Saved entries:
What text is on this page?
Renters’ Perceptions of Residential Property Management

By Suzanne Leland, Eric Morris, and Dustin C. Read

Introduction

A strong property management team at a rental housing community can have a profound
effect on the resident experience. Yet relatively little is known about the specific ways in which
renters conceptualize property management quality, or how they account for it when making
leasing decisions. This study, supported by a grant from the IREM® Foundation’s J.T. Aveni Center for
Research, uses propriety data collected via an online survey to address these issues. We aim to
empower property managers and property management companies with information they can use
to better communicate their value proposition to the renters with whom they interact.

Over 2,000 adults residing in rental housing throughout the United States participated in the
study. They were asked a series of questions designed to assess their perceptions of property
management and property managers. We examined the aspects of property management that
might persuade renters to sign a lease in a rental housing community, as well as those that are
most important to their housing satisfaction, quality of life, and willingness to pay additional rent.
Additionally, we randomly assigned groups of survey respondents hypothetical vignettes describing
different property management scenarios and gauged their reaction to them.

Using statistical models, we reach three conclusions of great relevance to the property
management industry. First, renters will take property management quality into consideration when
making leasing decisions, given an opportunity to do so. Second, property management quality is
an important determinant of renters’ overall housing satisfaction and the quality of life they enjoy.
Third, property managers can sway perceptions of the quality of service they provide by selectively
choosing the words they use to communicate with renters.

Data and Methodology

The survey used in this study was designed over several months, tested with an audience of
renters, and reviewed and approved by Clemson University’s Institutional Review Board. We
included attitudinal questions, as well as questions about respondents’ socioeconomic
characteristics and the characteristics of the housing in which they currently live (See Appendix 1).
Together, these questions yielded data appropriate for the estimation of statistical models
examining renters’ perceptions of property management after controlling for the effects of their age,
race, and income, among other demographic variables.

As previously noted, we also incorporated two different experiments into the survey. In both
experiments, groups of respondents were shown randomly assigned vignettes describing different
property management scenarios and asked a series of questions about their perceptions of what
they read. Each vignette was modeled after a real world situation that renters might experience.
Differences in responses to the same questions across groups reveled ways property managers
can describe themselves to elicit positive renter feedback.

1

* Task objective *
Identify which lines contain the word "life" and copy each one.

* Response below *
most important to their housing satisfaction, quality of life, and willingness to pay additional rent.
an important determinant of renters’ overall housing satisfaction and the quality of life they enjoy.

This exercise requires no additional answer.